Below are records to transcribe exactly, without their pictures.

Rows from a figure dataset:
# # #

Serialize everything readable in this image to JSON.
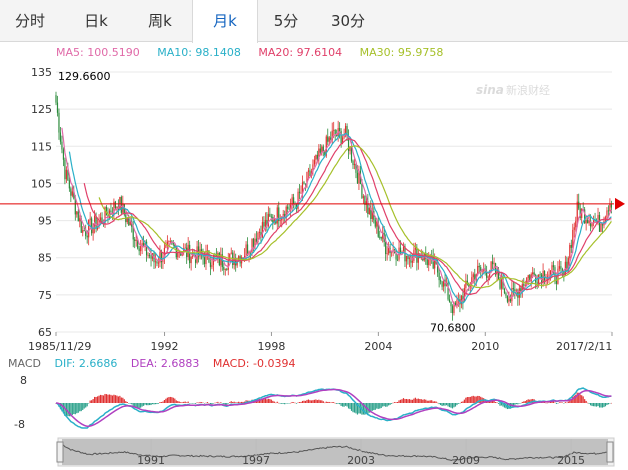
{
  "tabs": [
    {
      "label": "分时",
      "active": false
    },
    {
      "label": "日k",
      "active": false
    },
    {
      "label": "周k",
      "active": false
    },
    {
      "label": "月k",
      "active": true
    },
    {
      "label": "5分",
      "active": false
    },
    {
      "label": "30分",
      "active": false
    }
  ],
  "ma_legend": {
    "ma5": "MA5: 100.5190",
    "ma10": "MA10: 98.1408",
    "ma20": "MA20: 97.6104",
    "ma30": "MA30: 95.9758",
    "colors": {
      "ma5": "#e06aa8",
      "ma10": "#2ab0c8",
      "ma20": "#e0406a",
      "ma30": "#a6c02a"
    }
  },
  "watermark": "新浪财经",
  "price_axis": {
    "ticks": [
      "135",
      "125",
      "115",
      "105",
      "95",
      "85",
      "75",
      "65"
    ]
  },
  "annotations": {
    "high": "129.6600",
    "low": "70.6800"
  },
  "date_axis": {
    "labels": [
      "1985/11/29",
      "1992",
      "1998",
      "2004",
      "2010",
      "2017/2/11"
    ]
  },
  "macd_legend": {
    "title": "MACD",
    "dif": "DIF: 2.6686",
    "dea": "DEA: 2.6883",
    "macd": "MACD: -0.0394",
    "colors": {
      "title": "#666666",
      "dif": "#2ab0c8",
      "dea": "#b040c0",
      "macd": "#e03030"
    }
  },
  "macd_axis": {
    "ticks": [
      "8",
      "-8"
    ]
  },
  "navigator": {
    "labels": [
      "1991",
      "1997",
      "2003",
      "2009",
      "2015"
    ]
  },
  "colors": {
    "up": "#e03030",
    "down": "#2a8a3a",
    "reference_line": "#e00000",
    "grid": "#e8e8e8"
  },
  "chart_data": {
    "type": "candlestick",
    "period": "monthly",
    "ylim": [
      65,
      135
    ],
    "x_range": [
      "1985/11/29",
      "2017/2/11"
    ],
    "reference_value": 99.5,
    "approx_close_path": [
      [
        "1985/11",
        129.66
      ],
      [
        "1986/06",
        108
      ],
      [
        "1987/06",
        92
      ],
      [
        "1988/06",
        95
      ],
      [
        "1989/06",
        100
      ],
      [
        "1990/06",
        90
      ],
      [
        "1991/06",
        84
      ],
      [
        "1992/06",
        88
      ],
      [
        "1993/06",
        86
      ],
      [
        "1994/06",
        85
      ],
      [
        "1995/06",
        84
      ],
      [
        "1996/06",
        86
      ],
      [
        "1997/06",
        93
      ],
      [
        "1998/06",
        97
      ],
      [
        "1999/06",
        100
      ],
      [
        "2000/06",
        110
      ],
      [
        "2001/06",
        118
      ],
      [
        "2002/03",
        118
      ],
      [
        "2003/06",
        98
      ],
      [
        "2004/06",
        88
      ],
      [
        "2005/06",
        86
      ],
      [
        "2006/06",
        86
      ],
      [
        "2007/06",
        81
      ],
      [
        "2008/04",
        70.68
      ],
      [
        "2009/06",
        81
      ],
      [
        "2010/06",
        82
      ],
      [
        "2011/06",
        74
      ],
      [
        "2012/06",
        80
      ],
      [
        "2013/06",
        81
      ],
      [
        "2014/06",
        80
      ],
      [
        "2015/03",
        98
      ],
      [
        "2016/06",
        94
      ],
      [
        "2017/01",
        100.5
      ]
    ],
    "ma_last": {
      "MA5": 100.519,
      "MA10": 98.1408,
      "MA20": 97.6104,
      "MA30": 95.9758
    },
    "macd": {
      "DIF": 2.6686,
      "DEA": 2.6883,
      "MACD": -0.0394,
      "ylim": [
        -8,
        8
      ]
    }
  }
}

# # #

Solution to the exercise:
Serialize everything readable in this image to JSON.
{
  "tabs": [
    {
      "label": "分时",
      "active": false
    },
    {
      "label": "日k",
      "active": false
    },
    {
      "label": "周k",
      "active": false
    },
    {
      "label": "月k",
      "active": true
    },
    {
      "label": "5分",
      "active": false
    },
    {
      "label": "30分",
      "active": false
    }
  ],
  "ma_legend": {
    "ma5": "MA5: 100.5190",
    "ma10": "MA10: 98.1408",
    "ma20": "MA20: 97.6104",
    "ma30": "MA30: 95.9758",
    "colors": {
      "ma5": "#e06aa8",
      "ma10": "#2ab0c8",
      "ma20": "#e0406a",
      "ma30": "#a6c02a"
    }
  },
  "watermark": "新浪财经",
  "price_axis": {
    "ticks": [
      "135",
      "125",
      "115",
      "105",
      "95",
      "85",
      "75",
      "65"
    ]
  },
  "annotations": {
    "high": "129.6600",
    "low": "70.6800"
  },
  "date_axis": {
    "labels": [
      "1985/11/29",
      "1992",
      "1998",
      "2004",
      "2010",
      "2017/2/11"
    ]
  },
  "macd_legend": {
    "title": "MACD",
    "dif": "DIF: 2.6686",
    "dea": "DEA: 2.6883",
    "macd": "MACD: -0.0394",
    "colors": {
      "title": "#666666",
      "dif": "#2ab0c8",
      "dea": "#b040c0",
      "macd": "#e03030"
    }
  },
  "macd_axis": {
    "ticks": [
      "8",
      "-8"
    ]
  },
  "navigator": {
    "labels": [
      "1991",
      "1997",
      "2003",
      "2009",
      "2015"
    ]
  },
  "colors": {
    "up": "#e03030",
    "down": "#2a8a3a",
    "reference_line": "#e00000",
    "grid": "#e8e8e8"
  },
  "chart_data": {
    "type": "candlestick",
    "period": "monthly",
    "ylim": [
      65,
      135
    ],
    "x_range": [
      "1985/11/29",
      "2017/2/11"
    ],
    "reference_value": 99.5,
    "approx_close_path": [
      [
        "1985/11",
        129.66
      ],
      [
        "1986/06",
        108
      ],
      [
        "1987/06",
        92
      ],
      [
        "1988/06",
        95
      ],
      [
        "1989/06",
        100
      ],
      [
        "1990/06",
        90
      ],
      [
        "1991/06",
        84
      ],
      [
        "1992/06",
        88
      ],
      [
        "1993/06",
        86
      ],
      [
        "1994/06",
        85
      ],
      [
        "1995/06",
        84
      ],
      [
        "1996/06",
        86
      ],
      [
        "1997/06",
        93
      ],
      [
        "1998/06",
        97
      ],
      [
        "1999/06",
        100
      ],
      [
        "2000/06",
        110
      ],
      [
        "2001/06",
        118
      ],
      [
        "2002/03",
        118
      ],
      [
        "2003/06",
        98
      ],
      [
        "2004/06",
        88
      ],
      [
        "2005/06",
        86
      ],
      [
        "2006/06",
        86
      ],
      [
        "2007/06",
        81
      ],
      [
        "2008/04",
        70.68
      ],
      [
        "2009/06",
        81
      ],
      [
        "2010/06",
        82
      ],
      [
        "2011/06",
        74
      ],
      [
        "2012/06",
        80
      ],
      [
        "2013/06",
        81
      ],
      [
        "2014/06",
        80
      ],
      [
        "2015/03",
        98
      ],
      [
        "2016/06",
        94
      ],
      [
        "2017/01",
        100.5
      ]
    ],
    "ma_last": {
      "MA5": 100.519,
      "MA10": 98.1408,
      "MA20": 97.6104,
      "MA30": 95.9758
    },
    "macd": {
      "DIF": 2.6686,
      "DEA": 2.6883,
      "MACD": -0.0394,
      "ylim": [
        -8,
        8
      ]
    }
  }
}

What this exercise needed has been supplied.